◆ PROBLEM TO WORK ON ◆
Exclude the pictures; give every entry again exactly as written.

◆ TASK INPUT ◆
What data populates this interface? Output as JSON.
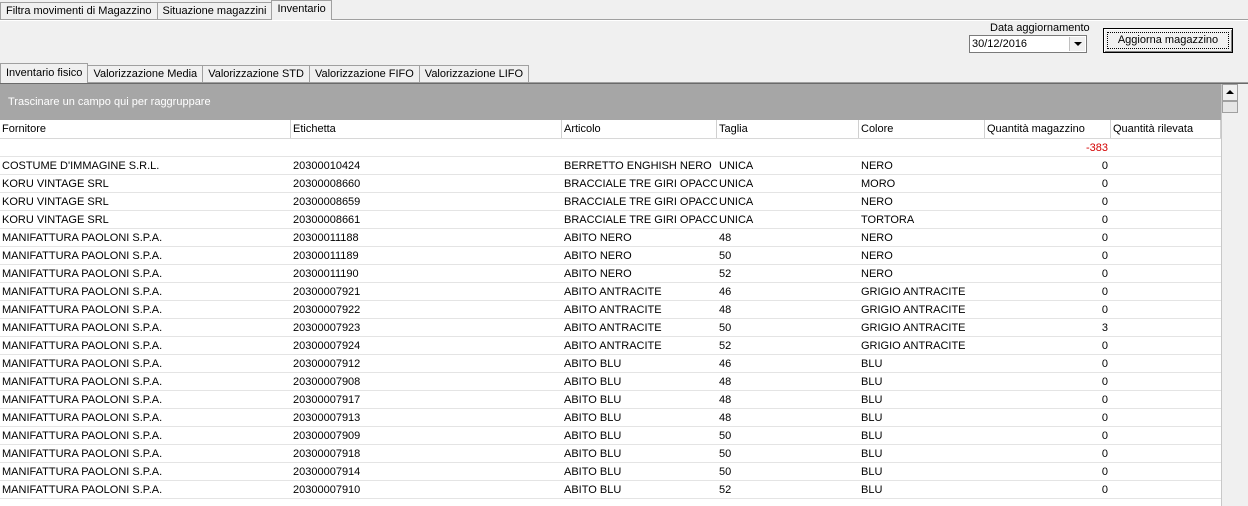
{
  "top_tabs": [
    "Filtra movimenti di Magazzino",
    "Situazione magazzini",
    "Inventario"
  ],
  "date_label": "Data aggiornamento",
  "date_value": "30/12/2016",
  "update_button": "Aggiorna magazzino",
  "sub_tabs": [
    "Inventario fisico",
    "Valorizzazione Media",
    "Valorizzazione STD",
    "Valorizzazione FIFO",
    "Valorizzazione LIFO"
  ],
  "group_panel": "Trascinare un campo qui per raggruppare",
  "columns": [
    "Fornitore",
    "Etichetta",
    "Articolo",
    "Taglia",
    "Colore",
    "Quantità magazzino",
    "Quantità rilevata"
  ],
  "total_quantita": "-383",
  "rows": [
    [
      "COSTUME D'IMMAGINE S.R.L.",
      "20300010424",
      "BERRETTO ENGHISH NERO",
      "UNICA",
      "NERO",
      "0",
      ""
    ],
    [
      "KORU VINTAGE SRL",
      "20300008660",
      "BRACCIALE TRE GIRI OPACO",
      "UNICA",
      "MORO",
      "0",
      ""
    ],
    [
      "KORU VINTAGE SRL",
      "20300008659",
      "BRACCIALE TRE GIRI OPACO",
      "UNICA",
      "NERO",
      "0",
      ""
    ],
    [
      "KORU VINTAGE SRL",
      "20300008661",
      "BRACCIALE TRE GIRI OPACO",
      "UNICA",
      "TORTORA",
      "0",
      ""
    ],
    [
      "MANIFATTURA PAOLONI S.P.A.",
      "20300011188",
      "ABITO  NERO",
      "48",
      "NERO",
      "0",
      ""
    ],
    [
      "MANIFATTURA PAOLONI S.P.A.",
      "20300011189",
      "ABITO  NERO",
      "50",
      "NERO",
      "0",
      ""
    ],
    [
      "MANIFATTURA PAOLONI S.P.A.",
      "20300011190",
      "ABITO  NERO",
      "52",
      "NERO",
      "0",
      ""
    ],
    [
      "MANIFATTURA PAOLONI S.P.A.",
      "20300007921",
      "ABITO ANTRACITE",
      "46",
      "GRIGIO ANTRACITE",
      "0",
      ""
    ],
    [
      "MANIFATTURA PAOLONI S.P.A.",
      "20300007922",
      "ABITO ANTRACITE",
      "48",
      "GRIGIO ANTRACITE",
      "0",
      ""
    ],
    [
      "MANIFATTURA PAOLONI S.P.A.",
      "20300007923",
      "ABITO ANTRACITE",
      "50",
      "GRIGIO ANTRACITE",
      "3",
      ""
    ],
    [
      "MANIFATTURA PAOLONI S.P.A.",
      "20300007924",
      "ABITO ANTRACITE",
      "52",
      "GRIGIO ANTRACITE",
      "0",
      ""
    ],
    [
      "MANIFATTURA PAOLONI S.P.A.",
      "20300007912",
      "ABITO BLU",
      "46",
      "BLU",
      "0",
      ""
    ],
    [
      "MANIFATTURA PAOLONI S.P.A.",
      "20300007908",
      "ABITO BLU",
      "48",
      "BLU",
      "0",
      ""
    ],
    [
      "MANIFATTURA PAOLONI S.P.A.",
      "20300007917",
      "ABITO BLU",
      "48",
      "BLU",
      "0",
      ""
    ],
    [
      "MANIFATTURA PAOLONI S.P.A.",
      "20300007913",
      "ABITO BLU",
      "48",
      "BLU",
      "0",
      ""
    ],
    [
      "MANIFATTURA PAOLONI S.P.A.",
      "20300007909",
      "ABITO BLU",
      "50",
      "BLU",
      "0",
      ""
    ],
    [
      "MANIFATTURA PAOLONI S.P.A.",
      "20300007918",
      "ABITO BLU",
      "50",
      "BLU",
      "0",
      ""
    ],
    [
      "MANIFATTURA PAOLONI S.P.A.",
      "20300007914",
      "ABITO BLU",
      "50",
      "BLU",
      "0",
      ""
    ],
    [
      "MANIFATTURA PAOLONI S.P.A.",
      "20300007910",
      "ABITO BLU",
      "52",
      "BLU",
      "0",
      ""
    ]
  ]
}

◆ OUTPUT OF THE TASK ◆
What data populates this interface? Output as JSON.
{
  "top_tabs": [
    "Filtra movimenti di Magazzino",
    "Situazione magazzini",
    "Inventario"
  ],
  "date_label": "Data aggiornamento",
  "date_value": "30/12/2016",
  "update_button": "Aggiorna magazzino",
  "sub_tabs": [
    "Inventario fisico",
    "Valorizzazione Media",
    "Valorizzazione STD",
    "Valorizzazione FIFO",
    "Valorizzazione LIFO"
  ],
  "group_panel": "Trascinare un campo qui per raggruppare",
  "columns": [
    "Fornitore",
    "Etichetta",
    "Articolo",
    "Taglia",
    "Colore",
    "Quantità magazzino",
    "Quantità rilevata"
  ],
  "total_quantita": "-383",
  "rows": [
    [
      "COSTUME D'IMMAGINE S.R.L.",
      "20300010424",
      "BERRETTO ENGHISH NERO",
      "UNICA",
      "NERO",
      "0",
      ""
    ],
    [
      "KORU VINTAGE SRL",
      "20300008660",
      "BRACCIALE TRE GIRI OPACO",
      "UNICA",
      "MORO",
      "0",
      ""
    ],
    [
      "KORU VINTAGE SRL",
      "20300008659",
      "BRACCIALE TRE GIRI OPACO",
      "UNICA",
      "NERO",
      "0",
      ""
    ],
    [
      "KORU VINTAGE SRL",
      "20300008661",
      "BRACCIALE TRE GIRI OPACO",
      "UNICA",
      "TORTORA",
      "0",
      ""
    ],
    [
      "MANIFATTURA PAOLONI S.P.A.",
      "20300011188",
      "ABITO  NERO",
      "48",
      "NERO",
      "0",
      ""
    ],
    [
      "MANIFATTURA PAOLONI S.P.A.",
      "20300011189",
      "ABITO  NERO",
      "50",
      "NERO",
      "0",
      ""
    ],
    [
      "MANIFATTURA PAOLONI S.P.A.",
      "20300011190",
      "ABITO  NERO",
      "52",
      "NERO",
      "0",
      ""
    ],
    [
      "MANIFATTURA PAOLONI S.P.A.",
      "20300007921",
      "ABITO ANTRACITE",
      "46",
      "GRIGIO ANTRACITE",
      "0",
      ""
    ],
    [
      "MANIFATTURA PAOLONI S.P.A.",
      "20300007922",
      "ABITO ANTRACITE",
      "48",
      "GRIGIO ANTRACITE",
      "0",
      ""
    ],
    [
      "MANIFATTURA PAOLONI S.P.A.",
      "20300007923",
      "ABITO ANTRACITE",
      "50",
      "GRIGIO ANTRACITE",
      "3",
      ""
    ],
    [
      "MANIFATTURA PAOLONI S.P.A.",
      "20300007924",
      "ABITO ANTRACITE",
      "52",
      "GRIGIO ANTRACITE",
      "0",
      ""
    ],
    [
      "MANIFATTURA PAOLONI S.P.A.",
      "20300007912",
      "ABITO BLU",
      "46",
      "BLU",
      "0",
      ""
    ],
    [
      "MANIFATTURA PAOLONI S.P.A.",
      "20300007908",
      "ABITO BLU",
      "48",
      "BLU",
      "0",
      ""
    ],
    [
      "MANIFATTURA PAOLONI S.P.A.",
      "20300007917",
      "ABITO BLU",
      "48",
      "BLU",
      "0",
      ""
    ],
    [
      "MANIFATTURA PAOLONI S.P.A.",
      "20300007913",
      "ABITO BLU",
      "48",
      "BLU",
      "0",
      ""
    ],
    [
      "MANIFATTURA PAOLONI S.P.A.",
      "20300007909",
      "ABITO BLU",
      "50",
      "BLU",
      "0",
      ""
    ],
    [
      "MANIFATTURA PAOLONI S.P.A.",
      "20300007918",
      "ABITO BLU",
      "50",
      "BLU",
      "0",
      ""
    ],
    [
      "MANIFATTURA PAOLONI S.P.A.",
      "20300007914",
      "ABITO BLU",
      "50",
      "BLU",
      "0",
      ""
    ],
    [
      "MANIFATTURA PAOLONI S.P.A.",
      "20300007910",
      "ABITO BLU",
      "52",
      "BLU",
      "0",
      ""
    ]
  ]
}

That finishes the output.